*RECORDS FOR THIS EXERCISE:*
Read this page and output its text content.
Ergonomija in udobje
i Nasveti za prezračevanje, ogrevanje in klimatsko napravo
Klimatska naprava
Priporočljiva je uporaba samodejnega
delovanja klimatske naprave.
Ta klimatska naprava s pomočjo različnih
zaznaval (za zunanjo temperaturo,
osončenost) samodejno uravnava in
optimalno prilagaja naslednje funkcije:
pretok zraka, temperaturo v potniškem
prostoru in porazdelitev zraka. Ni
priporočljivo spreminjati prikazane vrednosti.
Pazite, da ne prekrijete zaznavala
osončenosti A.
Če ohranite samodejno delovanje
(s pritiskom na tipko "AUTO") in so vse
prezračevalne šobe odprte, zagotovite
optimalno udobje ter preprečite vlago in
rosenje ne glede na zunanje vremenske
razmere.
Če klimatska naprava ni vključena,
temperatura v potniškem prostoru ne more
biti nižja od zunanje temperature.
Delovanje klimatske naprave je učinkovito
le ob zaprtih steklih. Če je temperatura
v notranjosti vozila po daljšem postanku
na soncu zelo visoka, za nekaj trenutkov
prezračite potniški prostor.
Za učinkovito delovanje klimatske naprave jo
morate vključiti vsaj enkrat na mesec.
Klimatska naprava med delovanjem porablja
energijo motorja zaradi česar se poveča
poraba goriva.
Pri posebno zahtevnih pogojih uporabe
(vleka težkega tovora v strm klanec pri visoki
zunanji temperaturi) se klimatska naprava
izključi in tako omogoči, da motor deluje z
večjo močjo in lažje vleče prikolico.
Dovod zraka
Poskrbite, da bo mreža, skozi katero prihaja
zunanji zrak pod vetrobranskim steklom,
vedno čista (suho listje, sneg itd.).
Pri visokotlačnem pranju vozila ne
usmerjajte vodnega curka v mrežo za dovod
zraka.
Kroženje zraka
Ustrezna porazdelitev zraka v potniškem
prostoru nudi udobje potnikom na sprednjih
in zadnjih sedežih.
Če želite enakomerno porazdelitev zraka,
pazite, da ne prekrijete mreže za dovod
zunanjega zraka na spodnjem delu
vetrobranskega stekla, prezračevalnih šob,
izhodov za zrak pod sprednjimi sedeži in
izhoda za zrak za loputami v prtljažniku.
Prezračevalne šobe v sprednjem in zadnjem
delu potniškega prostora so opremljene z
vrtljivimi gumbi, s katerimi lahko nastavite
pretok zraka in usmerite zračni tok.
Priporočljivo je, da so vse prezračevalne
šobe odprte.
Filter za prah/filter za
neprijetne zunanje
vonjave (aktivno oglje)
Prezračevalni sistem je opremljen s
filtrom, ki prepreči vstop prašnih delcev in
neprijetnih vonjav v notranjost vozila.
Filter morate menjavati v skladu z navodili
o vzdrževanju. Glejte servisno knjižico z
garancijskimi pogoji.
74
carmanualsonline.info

---

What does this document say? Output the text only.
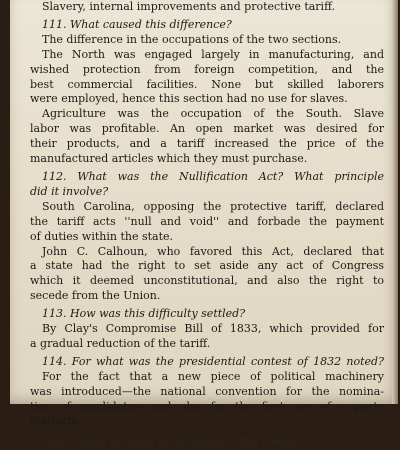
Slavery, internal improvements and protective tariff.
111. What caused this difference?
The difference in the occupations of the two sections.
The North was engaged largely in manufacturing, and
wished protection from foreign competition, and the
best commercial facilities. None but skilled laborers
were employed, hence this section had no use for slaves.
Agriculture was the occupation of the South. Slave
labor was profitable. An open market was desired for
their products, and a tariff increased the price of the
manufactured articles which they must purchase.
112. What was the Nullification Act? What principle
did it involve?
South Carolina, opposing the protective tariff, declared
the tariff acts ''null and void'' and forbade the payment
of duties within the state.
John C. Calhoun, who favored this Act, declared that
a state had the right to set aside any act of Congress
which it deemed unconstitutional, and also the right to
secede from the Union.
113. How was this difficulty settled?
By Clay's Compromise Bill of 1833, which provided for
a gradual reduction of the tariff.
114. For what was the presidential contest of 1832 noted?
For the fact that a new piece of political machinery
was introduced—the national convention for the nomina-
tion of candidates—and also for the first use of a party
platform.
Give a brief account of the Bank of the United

*AIM:*
Which lines include "text"? Copy each of them out.

*COMPLETED EXERCISE:*
Read this page and output its text content.
What does this document say? Output the text only.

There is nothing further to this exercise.